Instruction: Count the lines that hold the string "Alternative". Reply with the number alone.

Data shown:
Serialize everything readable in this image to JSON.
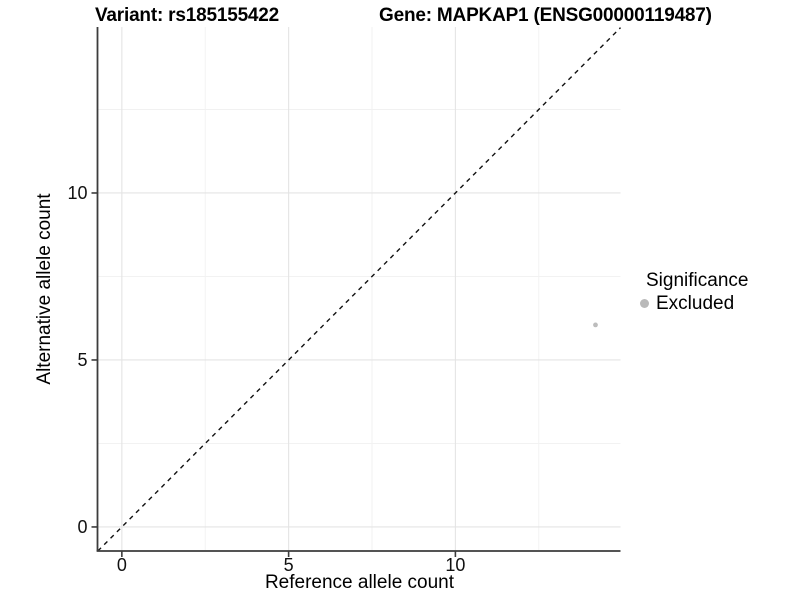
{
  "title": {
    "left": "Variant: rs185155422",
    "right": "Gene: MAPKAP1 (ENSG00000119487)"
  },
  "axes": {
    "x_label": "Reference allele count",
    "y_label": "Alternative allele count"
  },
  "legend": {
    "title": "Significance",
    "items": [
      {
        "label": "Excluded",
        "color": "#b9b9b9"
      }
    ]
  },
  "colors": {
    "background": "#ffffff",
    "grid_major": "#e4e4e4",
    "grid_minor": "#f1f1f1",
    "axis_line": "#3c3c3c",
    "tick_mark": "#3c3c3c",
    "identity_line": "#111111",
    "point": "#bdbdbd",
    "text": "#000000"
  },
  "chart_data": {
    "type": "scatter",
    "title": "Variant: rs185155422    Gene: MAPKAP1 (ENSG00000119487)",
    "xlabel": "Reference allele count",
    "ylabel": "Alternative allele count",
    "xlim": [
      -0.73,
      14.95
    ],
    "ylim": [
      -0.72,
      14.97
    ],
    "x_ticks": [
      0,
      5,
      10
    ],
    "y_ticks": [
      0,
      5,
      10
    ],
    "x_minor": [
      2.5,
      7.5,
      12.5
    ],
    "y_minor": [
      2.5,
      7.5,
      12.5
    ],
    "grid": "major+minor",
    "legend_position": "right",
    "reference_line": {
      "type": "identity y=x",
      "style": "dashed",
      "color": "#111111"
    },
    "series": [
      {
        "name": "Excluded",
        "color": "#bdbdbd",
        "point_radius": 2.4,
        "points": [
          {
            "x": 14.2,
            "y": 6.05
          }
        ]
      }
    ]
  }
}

...

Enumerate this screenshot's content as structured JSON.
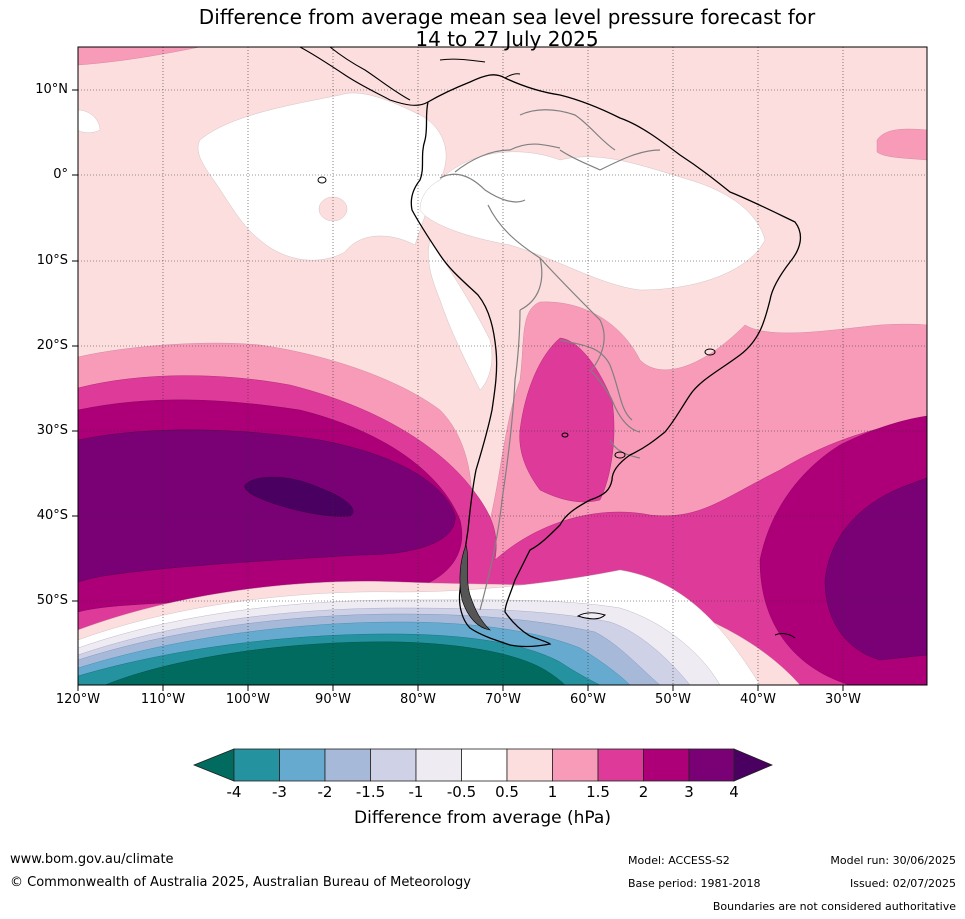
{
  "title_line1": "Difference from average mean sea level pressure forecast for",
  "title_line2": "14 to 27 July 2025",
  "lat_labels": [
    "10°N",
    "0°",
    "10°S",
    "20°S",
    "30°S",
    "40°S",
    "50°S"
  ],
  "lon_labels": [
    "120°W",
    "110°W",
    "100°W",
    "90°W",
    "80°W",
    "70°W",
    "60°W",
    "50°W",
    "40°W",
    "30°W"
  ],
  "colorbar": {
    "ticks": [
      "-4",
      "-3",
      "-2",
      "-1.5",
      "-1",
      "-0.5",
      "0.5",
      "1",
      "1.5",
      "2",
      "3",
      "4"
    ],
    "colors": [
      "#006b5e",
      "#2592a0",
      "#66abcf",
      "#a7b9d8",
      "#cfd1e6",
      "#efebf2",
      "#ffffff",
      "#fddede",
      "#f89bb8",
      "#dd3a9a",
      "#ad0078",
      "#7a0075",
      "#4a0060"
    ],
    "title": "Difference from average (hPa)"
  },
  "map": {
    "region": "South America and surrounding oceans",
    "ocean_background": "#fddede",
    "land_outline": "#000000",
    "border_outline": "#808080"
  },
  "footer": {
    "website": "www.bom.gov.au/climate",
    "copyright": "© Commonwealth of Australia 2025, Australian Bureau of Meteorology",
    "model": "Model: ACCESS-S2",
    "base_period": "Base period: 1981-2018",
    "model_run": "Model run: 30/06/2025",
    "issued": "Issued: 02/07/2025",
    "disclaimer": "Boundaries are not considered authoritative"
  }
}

--

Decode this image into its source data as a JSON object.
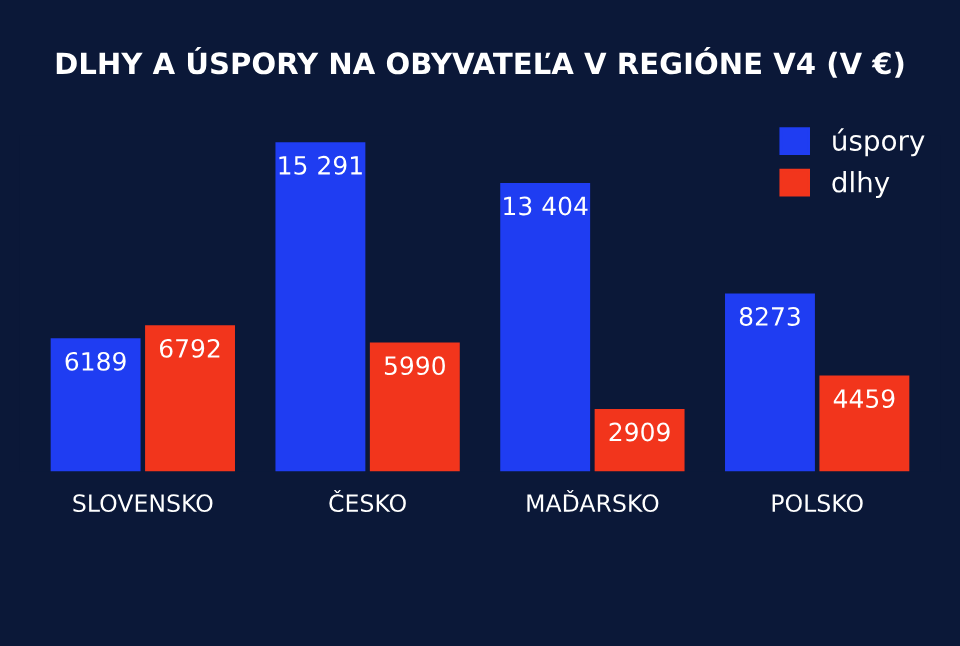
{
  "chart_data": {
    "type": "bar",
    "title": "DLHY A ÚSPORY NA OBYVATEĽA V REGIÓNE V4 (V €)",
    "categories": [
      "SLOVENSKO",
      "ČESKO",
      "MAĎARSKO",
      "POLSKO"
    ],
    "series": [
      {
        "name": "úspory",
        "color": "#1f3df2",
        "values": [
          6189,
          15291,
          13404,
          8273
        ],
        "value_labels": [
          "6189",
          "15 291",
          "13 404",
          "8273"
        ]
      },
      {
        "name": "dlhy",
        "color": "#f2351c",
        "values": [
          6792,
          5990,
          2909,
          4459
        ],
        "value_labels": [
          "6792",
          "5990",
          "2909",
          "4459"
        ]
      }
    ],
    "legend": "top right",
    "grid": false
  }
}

Written answer: 2